╭─ GEKOZEN FRAGMENT

Voor de toepassing van dit decreet worden
de provincie Vlaams-Brabant en het tweetalige gebied Brussel-Hoofdstad als
één provincie beschouwd.
TITEL II. - Vlaams beleid inzake de onderwijsgebonden
sport
Art. 4.
De Vlaamse Gemeenschap voert een beleid,
gericht op de promotie van de onderwijsgebonden sport.
Het
beleid richt zich, door middel van een verantwoorde keuze van sport- en
bewegingsactiviteiten, op het ontwikkelen van :
1°
motorische competenties;
2° een veilige, fitte en gezonde
levensstijl;
3° het zelfconcept en het sociaal
functioneren.
Het beleid gaat uit van het volgende
ordeningsprincipe :
1° het beleid is in de eerste plaats
gericht op de ondersteuning van lokale actoren;
2° de
Vlaamse Gemeenschap organiseert eigen initiatieven voorzover een lokaal aanbod
ontbreekt of voorzover het betrokken initiatief een ruim Vlaams draagvlak
heeft.

╰─
╭─ AANGELEVERD MATERIAAL

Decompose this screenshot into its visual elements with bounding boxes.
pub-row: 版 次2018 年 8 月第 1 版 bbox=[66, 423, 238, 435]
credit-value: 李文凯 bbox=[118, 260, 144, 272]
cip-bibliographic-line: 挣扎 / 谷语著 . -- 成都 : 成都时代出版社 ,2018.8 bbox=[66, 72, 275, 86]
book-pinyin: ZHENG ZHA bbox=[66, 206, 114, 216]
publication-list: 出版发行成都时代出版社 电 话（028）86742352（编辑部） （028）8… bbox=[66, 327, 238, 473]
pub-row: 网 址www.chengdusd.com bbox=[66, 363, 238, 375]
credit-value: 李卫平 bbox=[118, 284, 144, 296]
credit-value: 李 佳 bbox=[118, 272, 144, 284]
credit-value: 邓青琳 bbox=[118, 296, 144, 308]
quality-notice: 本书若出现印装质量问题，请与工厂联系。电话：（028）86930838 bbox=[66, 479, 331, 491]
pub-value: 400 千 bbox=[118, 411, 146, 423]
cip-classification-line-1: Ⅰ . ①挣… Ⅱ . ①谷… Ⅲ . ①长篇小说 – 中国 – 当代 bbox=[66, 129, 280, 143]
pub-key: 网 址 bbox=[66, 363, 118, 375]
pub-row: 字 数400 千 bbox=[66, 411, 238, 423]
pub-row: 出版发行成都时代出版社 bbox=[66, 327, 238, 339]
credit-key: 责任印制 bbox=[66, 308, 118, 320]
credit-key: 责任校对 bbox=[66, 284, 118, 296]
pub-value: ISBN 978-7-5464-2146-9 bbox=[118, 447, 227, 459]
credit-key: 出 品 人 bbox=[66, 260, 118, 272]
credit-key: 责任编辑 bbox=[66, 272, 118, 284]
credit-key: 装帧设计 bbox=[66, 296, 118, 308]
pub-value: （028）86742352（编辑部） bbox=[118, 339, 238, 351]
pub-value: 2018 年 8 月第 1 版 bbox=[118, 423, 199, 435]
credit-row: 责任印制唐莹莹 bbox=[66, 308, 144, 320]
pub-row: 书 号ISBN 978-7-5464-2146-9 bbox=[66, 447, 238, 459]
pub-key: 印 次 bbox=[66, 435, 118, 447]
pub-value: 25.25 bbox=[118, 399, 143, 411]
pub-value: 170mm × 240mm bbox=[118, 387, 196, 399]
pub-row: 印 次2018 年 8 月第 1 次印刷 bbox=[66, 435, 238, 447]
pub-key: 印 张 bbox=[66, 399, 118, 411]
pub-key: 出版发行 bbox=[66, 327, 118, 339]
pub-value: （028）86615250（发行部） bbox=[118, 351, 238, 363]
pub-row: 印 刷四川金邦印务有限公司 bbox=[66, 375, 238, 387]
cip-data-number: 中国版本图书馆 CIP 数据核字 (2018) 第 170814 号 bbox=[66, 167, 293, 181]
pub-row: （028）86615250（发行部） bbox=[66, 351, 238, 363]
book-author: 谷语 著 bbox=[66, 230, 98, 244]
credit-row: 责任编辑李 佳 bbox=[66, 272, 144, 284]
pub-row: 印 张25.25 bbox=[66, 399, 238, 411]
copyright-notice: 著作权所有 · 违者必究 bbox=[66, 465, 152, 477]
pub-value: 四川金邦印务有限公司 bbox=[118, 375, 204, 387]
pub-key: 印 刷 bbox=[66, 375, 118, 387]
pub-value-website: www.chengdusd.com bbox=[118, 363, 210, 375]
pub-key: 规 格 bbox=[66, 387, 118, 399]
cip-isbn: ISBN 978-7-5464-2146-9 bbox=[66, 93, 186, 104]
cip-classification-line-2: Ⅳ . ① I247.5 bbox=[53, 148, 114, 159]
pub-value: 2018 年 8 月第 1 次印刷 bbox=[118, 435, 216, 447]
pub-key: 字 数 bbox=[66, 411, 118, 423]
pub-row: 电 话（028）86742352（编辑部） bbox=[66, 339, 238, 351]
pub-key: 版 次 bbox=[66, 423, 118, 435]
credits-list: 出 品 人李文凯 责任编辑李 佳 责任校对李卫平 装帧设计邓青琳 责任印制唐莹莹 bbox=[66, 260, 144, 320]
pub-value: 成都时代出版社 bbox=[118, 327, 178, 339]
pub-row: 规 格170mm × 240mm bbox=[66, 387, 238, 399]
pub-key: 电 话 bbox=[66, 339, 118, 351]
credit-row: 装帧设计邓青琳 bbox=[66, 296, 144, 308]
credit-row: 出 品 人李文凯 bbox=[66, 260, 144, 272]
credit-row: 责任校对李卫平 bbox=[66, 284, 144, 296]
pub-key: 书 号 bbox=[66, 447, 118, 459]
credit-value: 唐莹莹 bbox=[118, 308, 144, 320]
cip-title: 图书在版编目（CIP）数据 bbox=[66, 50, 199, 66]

╰─

▶ WAT JE DOET:
1. Welke twee gebieden gelden volgens het fragment over onderwijsgebonden sport voor de toepassing van het decreet als één provincie?
2. Zet de regels van de lijst, vanaf het begin tot en met de regel met "publication-list: 出版发行成都时代出版社 电", om in een JSON-array van strings, met één string per regel.
De lijst heeft niets te maken met het fragment over onderwijsgebonden sport.

▶ ANTWOORDEN PER OPDRACHT:
1. De provincie Vlaams-Brabant en het tweetalige gebied Brussel-Hoofdstad.

2.
[
  "Decompose this screenshot into its visual elements with bounding boxes.",
  "pub-row: 版 次2018 年 8 月第 1 版 bbox=[66, 423, 238, 435]",
  "credit-value: 李文凯 bbox=[118, 260, 144, 272]",
  "cip-bibliographic-line: 挣扎 / 谷语著 . -- 成都 : 成都时代出版社 ,2018.8 bbox=[66, 72, 275, 86]",
  "book-pinyin: ZHENG ZHA bbox=[66, 206, 114, 216]",
  "publication-list: 出版发行成都时代出版社 电 话（028）86742352（编辑部） （028）8… bbox=[66, 327, 238, 473]"
]